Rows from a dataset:
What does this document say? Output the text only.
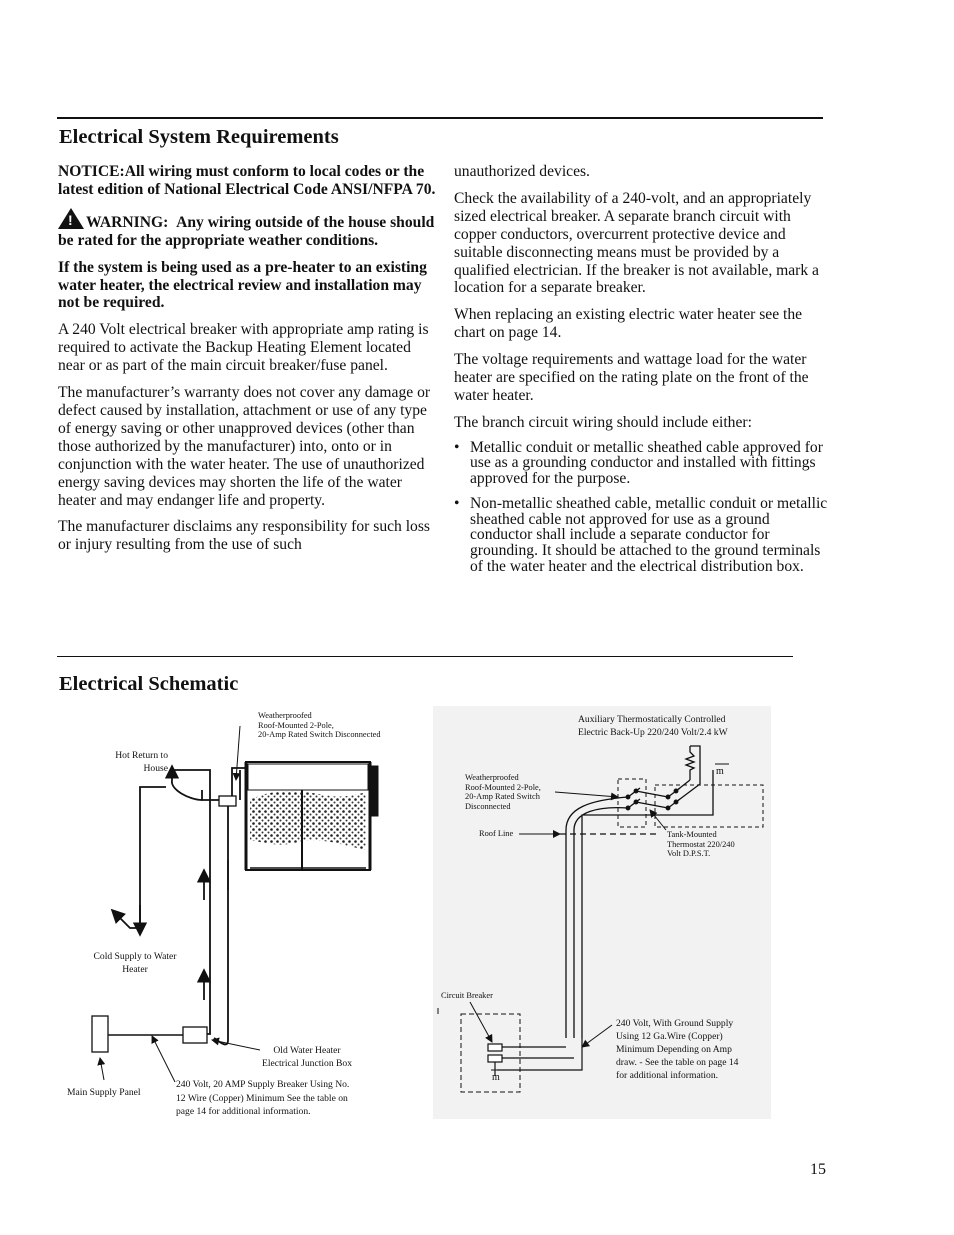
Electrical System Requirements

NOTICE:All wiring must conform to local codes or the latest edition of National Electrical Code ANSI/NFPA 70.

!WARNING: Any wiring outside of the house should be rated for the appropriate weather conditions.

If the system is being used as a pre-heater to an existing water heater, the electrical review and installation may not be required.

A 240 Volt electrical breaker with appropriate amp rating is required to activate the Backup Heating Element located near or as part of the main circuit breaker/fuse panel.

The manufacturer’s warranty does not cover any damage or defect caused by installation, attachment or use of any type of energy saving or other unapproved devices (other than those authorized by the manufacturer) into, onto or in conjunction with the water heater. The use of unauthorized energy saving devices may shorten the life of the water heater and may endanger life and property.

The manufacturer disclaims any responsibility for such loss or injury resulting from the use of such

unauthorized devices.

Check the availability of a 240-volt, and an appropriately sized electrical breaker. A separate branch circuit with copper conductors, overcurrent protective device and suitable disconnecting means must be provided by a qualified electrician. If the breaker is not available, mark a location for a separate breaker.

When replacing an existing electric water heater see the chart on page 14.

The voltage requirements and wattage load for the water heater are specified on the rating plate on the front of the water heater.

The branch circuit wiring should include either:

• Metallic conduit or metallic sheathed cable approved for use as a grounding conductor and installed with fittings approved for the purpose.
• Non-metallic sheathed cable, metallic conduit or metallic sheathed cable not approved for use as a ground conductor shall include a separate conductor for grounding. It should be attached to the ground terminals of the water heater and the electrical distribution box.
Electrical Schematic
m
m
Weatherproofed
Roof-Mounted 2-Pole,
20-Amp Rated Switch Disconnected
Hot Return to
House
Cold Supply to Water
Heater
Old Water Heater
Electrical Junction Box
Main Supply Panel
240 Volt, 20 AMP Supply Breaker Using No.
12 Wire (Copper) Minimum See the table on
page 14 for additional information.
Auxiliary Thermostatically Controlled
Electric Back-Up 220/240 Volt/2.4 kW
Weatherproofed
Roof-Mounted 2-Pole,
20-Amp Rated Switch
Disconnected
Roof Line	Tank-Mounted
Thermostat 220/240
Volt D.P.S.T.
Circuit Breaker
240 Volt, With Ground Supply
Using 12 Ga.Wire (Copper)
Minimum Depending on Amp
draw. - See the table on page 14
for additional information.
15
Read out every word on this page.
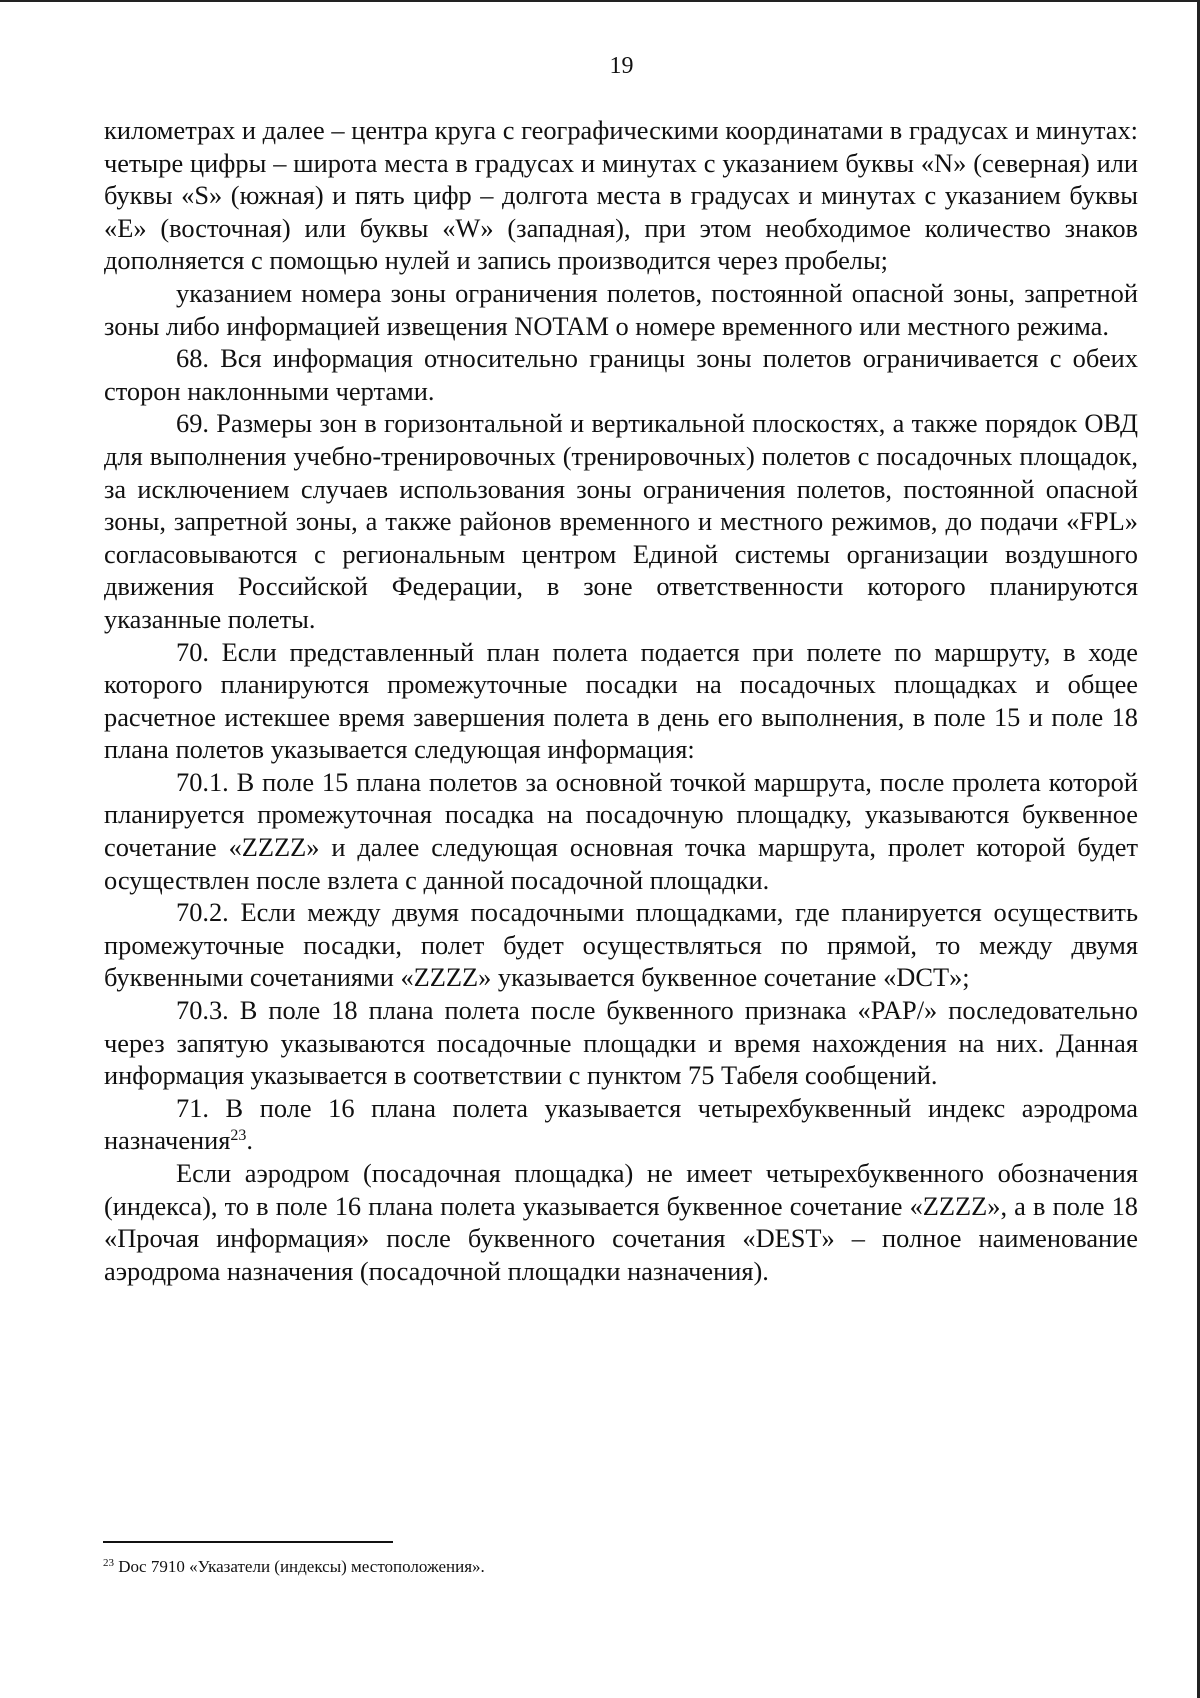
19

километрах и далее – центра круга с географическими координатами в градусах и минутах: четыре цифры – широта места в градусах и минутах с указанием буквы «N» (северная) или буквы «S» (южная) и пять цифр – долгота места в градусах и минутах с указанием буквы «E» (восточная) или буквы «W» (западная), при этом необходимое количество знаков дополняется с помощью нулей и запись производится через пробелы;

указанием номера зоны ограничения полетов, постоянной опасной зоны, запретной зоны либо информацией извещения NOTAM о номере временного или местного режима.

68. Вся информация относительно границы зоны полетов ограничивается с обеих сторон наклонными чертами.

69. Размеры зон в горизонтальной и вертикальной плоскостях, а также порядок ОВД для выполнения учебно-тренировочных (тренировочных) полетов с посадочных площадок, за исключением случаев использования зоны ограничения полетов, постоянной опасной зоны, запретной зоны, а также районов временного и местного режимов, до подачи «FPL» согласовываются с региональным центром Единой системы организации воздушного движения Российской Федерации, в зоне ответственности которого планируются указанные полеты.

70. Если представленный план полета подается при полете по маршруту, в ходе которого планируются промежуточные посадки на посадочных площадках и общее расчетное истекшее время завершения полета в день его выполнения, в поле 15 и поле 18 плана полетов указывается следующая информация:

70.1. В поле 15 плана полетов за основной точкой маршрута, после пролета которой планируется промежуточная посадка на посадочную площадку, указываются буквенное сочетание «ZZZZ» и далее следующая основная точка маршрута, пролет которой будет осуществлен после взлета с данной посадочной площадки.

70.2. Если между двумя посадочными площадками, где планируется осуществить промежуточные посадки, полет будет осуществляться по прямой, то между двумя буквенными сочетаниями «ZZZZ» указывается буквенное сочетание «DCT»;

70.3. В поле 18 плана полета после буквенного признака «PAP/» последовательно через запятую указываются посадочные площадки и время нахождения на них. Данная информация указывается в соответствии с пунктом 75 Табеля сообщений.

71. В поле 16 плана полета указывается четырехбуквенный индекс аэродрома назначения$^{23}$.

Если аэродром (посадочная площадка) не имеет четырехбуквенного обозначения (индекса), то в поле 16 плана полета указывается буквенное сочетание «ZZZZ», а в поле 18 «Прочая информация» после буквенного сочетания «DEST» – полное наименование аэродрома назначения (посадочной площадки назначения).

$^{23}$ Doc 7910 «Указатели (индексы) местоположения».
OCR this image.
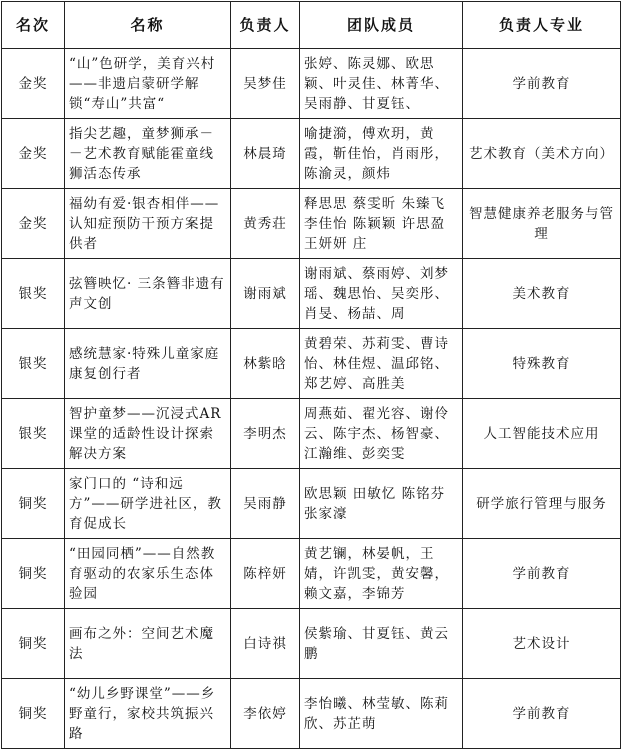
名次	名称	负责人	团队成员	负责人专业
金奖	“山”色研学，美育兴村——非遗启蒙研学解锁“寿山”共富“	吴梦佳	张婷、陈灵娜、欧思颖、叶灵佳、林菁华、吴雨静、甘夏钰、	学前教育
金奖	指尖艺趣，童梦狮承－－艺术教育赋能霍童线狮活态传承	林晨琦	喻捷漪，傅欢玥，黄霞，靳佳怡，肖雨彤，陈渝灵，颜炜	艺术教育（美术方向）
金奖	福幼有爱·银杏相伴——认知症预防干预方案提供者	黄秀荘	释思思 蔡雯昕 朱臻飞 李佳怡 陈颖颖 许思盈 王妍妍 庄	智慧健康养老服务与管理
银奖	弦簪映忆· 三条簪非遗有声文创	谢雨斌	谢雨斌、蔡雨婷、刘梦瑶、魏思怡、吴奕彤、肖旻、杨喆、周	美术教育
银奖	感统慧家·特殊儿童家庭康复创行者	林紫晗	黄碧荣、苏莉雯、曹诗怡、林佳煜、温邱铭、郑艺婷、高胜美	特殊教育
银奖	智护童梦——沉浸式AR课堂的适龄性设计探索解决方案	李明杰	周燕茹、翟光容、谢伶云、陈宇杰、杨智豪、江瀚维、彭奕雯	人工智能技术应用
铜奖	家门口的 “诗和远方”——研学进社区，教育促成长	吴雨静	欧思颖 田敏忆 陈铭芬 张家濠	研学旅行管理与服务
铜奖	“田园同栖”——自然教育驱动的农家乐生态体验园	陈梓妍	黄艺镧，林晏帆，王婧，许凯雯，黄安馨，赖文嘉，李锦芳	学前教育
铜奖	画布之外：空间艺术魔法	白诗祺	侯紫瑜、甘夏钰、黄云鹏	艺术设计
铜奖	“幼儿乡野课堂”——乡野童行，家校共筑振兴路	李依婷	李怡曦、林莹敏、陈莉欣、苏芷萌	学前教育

- **DO THIS**
Respond with the number of lines containing "посадочных" and no additional words.

- **EXERCISE SOLUTION**
2